■ **Requirements**
Every record below should be printed exactly as given.

--- begin Supplied material ---

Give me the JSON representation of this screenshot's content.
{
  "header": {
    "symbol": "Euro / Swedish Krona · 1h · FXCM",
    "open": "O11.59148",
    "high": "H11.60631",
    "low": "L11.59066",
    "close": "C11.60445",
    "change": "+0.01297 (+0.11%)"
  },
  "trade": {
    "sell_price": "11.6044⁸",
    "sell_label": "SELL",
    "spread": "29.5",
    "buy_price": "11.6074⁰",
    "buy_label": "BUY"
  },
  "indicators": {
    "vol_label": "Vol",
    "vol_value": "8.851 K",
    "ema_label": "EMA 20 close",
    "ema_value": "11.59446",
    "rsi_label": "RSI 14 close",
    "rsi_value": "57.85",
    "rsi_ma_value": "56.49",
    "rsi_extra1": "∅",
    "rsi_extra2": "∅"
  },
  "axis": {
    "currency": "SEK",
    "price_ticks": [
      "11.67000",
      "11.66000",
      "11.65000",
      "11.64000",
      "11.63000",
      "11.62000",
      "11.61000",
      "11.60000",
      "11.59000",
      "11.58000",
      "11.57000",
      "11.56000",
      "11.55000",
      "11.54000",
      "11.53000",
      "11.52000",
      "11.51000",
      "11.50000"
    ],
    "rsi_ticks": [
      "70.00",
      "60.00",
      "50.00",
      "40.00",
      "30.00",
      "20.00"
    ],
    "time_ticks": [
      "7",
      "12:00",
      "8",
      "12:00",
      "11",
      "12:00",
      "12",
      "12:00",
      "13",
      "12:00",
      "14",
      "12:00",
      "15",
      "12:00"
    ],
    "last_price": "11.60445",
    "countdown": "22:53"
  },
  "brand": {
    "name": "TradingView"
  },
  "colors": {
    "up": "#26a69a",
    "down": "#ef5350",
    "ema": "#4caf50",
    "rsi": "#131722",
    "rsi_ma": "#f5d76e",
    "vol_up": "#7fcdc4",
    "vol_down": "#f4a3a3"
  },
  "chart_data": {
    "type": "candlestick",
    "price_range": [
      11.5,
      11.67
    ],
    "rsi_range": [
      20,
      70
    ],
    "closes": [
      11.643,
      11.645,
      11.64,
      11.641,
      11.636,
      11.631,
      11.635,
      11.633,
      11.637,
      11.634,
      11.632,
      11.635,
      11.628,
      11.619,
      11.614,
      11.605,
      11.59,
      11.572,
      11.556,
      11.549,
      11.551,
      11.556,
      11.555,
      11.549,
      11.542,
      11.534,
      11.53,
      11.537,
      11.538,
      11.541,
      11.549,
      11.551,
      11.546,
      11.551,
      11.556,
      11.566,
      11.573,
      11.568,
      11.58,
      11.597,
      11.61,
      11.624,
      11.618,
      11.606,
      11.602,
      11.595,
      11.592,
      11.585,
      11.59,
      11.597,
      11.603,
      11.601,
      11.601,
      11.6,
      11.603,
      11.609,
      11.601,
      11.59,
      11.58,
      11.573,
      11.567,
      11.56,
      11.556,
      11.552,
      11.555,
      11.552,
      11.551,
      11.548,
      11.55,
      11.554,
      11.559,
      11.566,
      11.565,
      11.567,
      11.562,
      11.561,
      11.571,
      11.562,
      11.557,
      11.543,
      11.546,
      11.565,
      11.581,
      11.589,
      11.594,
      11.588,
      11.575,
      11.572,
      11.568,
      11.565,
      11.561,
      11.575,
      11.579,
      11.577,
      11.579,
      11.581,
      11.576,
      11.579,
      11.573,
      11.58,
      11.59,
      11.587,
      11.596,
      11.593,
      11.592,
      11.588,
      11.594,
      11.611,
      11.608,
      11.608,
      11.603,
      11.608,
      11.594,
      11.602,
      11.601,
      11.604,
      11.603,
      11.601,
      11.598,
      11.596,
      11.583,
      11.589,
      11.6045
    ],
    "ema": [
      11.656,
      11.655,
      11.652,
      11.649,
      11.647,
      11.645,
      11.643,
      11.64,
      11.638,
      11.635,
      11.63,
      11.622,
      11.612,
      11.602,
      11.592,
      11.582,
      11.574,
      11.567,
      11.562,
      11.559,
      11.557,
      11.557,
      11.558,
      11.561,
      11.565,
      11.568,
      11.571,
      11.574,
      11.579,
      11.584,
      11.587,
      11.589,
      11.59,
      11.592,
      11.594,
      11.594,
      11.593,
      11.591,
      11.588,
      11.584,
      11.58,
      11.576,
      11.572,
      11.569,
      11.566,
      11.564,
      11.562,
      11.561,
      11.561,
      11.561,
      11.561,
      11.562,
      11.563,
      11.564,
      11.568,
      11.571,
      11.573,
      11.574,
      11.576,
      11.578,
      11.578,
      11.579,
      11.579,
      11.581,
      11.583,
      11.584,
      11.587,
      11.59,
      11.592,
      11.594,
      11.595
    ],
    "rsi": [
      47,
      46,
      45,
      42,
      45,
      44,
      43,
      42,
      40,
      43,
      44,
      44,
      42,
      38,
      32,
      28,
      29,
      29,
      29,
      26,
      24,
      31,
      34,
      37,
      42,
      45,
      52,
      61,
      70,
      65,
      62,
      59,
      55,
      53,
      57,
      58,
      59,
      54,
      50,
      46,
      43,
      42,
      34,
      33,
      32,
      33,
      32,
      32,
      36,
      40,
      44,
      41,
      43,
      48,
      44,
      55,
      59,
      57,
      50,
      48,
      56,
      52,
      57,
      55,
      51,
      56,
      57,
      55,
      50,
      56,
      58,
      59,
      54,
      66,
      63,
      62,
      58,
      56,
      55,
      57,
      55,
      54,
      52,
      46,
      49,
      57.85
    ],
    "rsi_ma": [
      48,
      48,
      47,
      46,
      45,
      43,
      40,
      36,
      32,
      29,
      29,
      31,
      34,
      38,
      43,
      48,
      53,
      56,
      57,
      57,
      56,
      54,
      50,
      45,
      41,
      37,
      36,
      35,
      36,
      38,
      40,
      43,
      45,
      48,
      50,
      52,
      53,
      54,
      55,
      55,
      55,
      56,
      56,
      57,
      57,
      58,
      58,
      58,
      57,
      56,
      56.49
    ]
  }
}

--- end Supplied material ---

■ **Response for this exercise**
Give me the JSON representation of this screenshot's content.
{
  "header": {
    "symbol": "Euro / Swedish Krona · 1h · FXCM",
    "open": "O11.59148",
    "high": "H11.60631",
    "low": "L11.59066",
    "close": "C11.60445",
    "change": "+0.01297 (+0.11%)"
  },
  "trade": {
    "sell_price": "11.6044⁸",
    "sell_label": "SELL",
    "spread": "29.5",
    "buy_price": "11.6074⁰",
    "buy_label": "BUY"
  },
  "indicators": {
    "vol_label": "Vol",
    "vol_value": "8.851 K",
    "ema_label": "EMA 20 close",
    "ema_value": "11.59446",
    "rsi_label": "RSI 14 close",
    "rsi_value": "57.85",
    "rsi_ma_value": "56.49",
    "rsi_extra1": "∅",
    "rsi_extra2": "∅"
  },
  "axis": {
    "currency": "SEK",
    "price_ticks": [
      "11.67000",
      "11.66000",
      "11.65000",
      "11.64000",
      "11.63000",
      "11.62000",
      "11.61000",
      "11.60000",
      "11.59000",
      "11.58000",
      "11.57000",
      "11.56000",
      "11.55000",
      "11.54000",
      "11.53000",
      "11.52000",
      "11.51000",
      "11.50000"
    ],
    "rsi_ticks": [
      "70.00",
      "60.00",
      "50.00",
      "40.00",
      "30.00",
      "20.00"
    ],
    "time_ticks": [
      "7",
      "12:00",
      "8",
      "12:00",
      "11",
      "12:00",
      "12",
      "12:00",
      "13",
      "12:00",
      "14",
      "12:00",
      "15",
      "12:00"
    ],
    "last_price": "11.60445",
    "countdown": "22:53"
  },
  "brand": {
    "name": "TradingView"
  },
  "colors": {
    "up": "#26a69a",
    "down": "#ef5350",
    "ema": "#4caf50",
    "rsi": "#131722",
    "rsi_ma": "#f5d76e",
    "vol_up": "#7fcdc4",
    "vol_down": "#f4a3a3"
  },
  "chart_data": {
    "type": "candlestick",
    "price_range": [
      11.5,
      11.67
    ],
    "rsi_range": [
      20,
      70
    ],
    "closes": [
      11.643,
      11.645,
      11.64,
      11.641,
      11.636,
      11.631,
      11.635,
      11.633,
      11.637,
      11.634,
      11.632,
      11.635,
      11.628,
      11.619,
      11.614,
      11.605,
      11.59,
      11.572,
      11.556,
      11.549,
      11.551,
      11.556,
      11.555,
      11.549,
      11.542,
      11.534,
      11.53,
      11.537,
      11.538,
      11.541,
      11.549,
      11.551,
      11.546,
      11.551,
      11.556,
      11.566,
      11.573,
      11.568,
      11.58,
      11.597,
      11.61,
      11.624,
      11.618,
      11.606,
      11.602,
      11.595,
      11.592,
      11.585,
      11.59,
      11.597,
      11.603,
      11.601,
      11.601,
      11.6,
      11.603,
      11.609,
      11.601,
      11.59,
      11.58,
      11.573,
      11.567,
      11.56,
      11.556,
      11.552,
      11.555,
      11.552,
      11.551,
      11.548,
      11.55,
      11.554,
      11.559,
      11.566,
      11.565,
      11.567,
      11.562,
      11.561,
      11.571,
      11.562,
      11.557,
      11.543,
      11.546,
      11.565,
      11.581,
      11.589,
      11.594,
      11.588,
      11.575,
      11.572,
      11.568,
      11.565,
      11.561,
      11.575,
      11.579,
      11.577,
      11.579,
      11.581,
      11.576,
      11.579,
      11.573,
      11.58,
      11.59,
      11.587,
      11.596,
      11.593,
      11.592,
      11.588,
      11.594,
      11.611,
      11.608,
      11.608,
      11.603,
      11.608,
      11.594,
      11.602,
      11.601,
      11.604,
      11.603,
      11.601,
      11.598,
      11.596,
      11.583,
      11.589,
      11.6045
    ],
    "ema": [
      11.656,
      11.655,
      11.652,
      11.649,
      11.647,
      11.645,
      11.643,
      11.64,
      11.638,
      11.635,
      11.63,
      11.622,
      11.612,
      11.602,
      11.592,
      11.582,
      11.574,
      11.567,
      11.562,
      11.559,
      11.557,
      11.557,
      11.558,
      11.561,
      11.565,
      11.568,
      11.571,
      11.574,
      11.579,
      11.584,
      11.587,
      11.589,
      11.59,
      11.592,
      11.594,
      11.594,
      11.593,
      11.591,
      11.588,
      11.584,
      11.58,
      11.576,
      11.572,
      11.569,
      11.566,
      11.564,
      11.562,
      11.561,
      11.561,
      11.561,
      11.561,
      11.562,
      11.563,
      11.564,
      11.568,
      11.571,
      11.573,
      11.574,
      11.576,
      11.578,
      11.578,
      11.579,
      11.579,
      11.581,
      11.583,
      11.584,
      11.587,
      11.59,
      11.592,
      11.594,
      11.595
    ],
    "rsi": [
      47,
      46,
      45,
      42,
      45,
      44,
      43,
      42,
      40,
      43,
      44,
      44,
      42,
      38,
      32,
      28,
      29,
      29,
      29,
      26,
      24,
      31,
      34,
      37,
      42,
      45,
      52,
      61,
      70,
      65,
      62,
      59,
      55,
      53,
      57,
      58,
      59,
      54,
      50,
      46,
      43,
      42,
      34,
      33,
      32,
      33,
      32,
      32,
      36,
      40,
      44,
      41,
      43,
      48,
      44,
      55,
      59,
      57,
      50,
      48,
      56,
      52,
      57,
      55,
      51,
      56,
      57,
      55,
      50,
      56,
      58,
      59,
      54,
      66,
      63,
      62,
      58,
      56,
      55,
      57,
      55,
      54,
      52,
      46,
      49,
      57.85
    ],
    "rsi_ma": [
      48,
      48,
      47,
      46,
      45,
      43,
      40,
      36,
      32,
      29,
      29,
      31,
      34,
      38,
      43,
      48,
      53,
      56,
      57,
      57,
      56,
      54,
      50,
      45,
      41,
      37,
      36,
      35,
      36,
      38,
      40,
      43,
      45,
      48,
      50,
      52,
      53,
      54,
      55,
      55,
      55,
      56,
      56,
      57,
      57,
      58,
      58,
      58,
      57,
      56,
      56.49
    ]
  }
}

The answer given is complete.